- **Problem details**: In the entries below, count the lines holding "Gray". Reply with the number only.

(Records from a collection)

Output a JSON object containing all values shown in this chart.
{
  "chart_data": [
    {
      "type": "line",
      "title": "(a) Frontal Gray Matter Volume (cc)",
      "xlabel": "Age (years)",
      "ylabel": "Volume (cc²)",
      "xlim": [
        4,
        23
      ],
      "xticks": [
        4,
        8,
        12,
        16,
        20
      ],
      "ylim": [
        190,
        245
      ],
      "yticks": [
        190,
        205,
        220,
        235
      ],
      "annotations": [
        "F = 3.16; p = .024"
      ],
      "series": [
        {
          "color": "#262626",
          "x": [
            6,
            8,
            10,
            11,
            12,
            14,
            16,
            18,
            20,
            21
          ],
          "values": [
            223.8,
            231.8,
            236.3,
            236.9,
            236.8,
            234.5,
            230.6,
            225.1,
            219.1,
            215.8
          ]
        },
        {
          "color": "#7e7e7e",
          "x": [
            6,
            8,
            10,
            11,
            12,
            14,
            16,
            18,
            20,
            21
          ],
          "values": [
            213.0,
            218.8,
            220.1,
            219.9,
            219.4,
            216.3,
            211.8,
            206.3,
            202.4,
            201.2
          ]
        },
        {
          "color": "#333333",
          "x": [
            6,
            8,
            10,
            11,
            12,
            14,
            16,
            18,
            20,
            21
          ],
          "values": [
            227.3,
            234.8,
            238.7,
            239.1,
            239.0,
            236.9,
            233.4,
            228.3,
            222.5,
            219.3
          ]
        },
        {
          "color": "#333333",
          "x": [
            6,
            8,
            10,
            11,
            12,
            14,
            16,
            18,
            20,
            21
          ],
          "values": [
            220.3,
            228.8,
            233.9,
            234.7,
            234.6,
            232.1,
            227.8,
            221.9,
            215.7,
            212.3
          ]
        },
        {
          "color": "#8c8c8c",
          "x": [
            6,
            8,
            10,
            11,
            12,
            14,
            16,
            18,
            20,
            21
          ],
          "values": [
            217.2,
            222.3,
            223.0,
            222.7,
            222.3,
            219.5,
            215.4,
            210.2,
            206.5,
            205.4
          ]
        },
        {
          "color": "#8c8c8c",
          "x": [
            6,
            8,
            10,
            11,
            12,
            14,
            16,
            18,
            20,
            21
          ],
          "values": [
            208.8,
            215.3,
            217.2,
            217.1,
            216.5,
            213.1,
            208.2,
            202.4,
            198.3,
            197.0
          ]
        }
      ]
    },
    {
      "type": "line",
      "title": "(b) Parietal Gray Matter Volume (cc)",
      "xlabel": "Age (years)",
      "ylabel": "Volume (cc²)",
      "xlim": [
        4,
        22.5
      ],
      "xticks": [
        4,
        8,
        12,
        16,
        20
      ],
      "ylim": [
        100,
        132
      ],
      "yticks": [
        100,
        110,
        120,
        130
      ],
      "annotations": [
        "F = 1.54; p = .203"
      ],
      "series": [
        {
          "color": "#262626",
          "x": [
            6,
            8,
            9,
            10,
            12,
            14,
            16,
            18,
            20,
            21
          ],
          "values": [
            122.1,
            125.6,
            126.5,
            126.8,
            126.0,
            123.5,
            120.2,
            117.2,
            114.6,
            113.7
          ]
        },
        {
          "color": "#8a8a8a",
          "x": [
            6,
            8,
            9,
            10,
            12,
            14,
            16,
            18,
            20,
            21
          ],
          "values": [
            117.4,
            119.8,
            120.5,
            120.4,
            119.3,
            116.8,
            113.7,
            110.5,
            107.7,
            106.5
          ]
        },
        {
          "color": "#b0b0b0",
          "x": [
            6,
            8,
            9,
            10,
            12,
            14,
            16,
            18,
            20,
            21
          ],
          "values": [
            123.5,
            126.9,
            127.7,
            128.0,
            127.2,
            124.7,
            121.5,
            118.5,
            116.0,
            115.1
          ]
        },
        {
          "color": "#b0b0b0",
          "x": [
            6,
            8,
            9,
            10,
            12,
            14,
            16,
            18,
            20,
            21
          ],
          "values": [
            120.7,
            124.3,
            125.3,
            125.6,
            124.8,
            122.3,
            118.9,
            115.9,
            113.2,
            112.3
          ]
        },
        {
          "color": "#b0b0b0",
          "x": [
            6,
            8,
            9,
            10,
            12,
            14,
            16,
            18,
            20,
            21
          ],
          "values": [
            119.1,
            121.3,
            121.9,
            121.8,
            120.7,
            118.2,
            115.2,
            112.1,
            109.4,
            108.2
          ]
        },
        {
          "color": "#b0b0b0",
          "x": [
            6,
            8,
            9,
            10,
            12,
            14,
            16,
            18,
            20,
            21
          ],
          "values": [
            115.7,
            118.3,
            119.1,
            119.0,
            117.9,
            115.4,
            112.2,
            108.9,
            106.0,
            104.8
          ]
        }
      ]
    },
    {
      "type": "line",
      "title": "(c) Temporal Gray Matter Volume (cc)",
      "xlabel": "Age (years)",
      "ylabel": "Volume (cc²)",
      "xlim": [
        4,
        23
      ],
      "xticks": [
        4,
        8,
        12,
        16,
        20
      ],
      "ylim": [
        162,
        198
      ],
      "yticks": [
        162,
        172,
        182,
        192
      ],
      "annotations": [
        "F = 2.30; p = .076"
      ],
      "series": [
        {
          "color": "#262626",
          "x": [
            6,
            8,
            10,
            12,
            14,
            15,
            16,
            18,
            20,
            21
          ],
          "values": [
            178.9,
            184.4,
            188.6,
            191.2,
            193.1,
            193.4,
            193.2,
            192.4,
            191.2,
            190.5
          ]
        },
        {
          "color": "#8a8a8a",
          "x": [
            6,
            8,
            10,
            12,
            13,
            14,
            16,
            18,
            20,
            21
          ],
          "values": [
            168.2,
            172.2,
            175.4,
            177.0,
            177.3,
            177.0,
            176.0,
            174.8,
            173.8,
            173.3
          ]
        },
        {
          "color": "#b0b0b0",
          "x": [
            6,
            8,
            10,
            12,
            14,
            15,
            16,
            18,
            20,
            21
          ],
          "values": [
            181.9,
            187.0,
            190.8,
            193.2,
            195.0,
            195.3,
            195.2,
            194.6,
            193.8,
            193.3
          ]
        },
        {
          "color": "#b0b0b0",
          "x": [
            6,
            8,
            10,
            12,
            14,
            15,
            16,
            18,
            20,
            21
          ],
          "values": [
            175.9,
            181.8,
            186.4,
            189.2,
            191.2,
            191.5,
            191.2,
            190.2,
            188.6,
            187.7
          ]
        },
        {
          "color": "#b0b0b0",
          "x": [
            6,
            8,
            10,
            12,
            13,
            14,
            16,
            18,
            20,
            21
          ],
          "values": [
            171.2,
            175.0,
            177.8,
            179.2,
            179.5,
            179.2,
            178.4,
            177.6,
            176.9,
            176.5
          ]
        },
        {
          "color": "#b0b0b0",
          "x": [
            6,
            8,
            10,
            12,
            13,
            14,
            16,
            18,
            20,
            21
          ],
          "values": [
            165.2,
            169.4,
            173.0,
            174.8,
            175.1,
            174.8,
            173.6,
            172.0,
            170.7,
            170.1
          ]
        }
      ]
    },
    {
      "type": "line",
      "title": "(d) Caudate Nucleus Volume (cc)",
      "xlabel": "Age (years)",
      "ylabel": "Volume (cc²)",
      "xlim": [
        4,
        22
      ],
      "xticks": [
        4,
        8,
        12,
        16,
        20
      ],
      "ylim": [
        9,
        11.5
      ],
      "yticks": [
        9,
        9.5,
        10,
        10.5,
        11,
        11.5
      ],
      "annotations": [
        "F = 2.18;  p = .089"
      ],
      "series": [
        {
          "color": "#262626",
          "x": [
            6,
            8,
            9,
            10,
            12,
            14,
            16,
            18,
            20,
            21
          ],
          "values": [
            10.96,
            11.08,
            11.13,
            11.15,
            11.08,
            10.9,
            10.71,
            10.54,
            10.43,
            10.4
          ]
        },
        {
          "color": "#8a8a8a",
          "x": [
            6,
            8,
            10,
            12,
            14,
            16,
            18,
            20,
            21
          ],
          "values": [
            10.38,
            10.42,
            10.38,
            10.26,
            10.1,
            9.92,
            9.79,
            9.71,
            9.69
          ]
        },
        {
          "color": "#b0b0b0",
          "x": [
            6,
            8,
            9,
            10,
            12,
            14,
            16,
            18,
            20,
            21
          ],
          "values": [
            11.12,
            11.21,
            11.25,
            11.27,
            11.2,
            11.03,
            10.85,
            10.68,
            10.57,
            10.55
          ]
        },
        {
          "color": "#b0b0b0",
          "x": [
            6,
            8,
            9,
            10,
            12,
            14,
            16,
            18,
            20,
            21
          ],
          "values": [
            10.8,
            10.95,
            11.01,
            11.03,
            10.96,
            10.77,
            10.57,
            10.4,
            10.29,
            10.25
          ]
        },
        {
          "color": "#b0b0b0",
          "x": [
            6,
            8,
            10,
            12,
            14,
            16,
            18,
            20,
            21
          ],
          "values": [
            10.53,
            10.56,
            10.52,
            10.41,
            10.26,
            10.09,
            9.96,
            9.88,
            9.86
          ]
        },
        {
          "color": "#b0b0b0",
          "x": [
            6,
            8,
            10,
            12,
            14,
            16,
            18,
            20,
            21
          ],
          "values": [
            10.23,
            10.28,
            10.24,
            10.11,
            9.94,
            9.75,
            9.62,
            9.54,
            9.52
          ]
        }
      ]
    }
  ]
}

- **Full response**: 3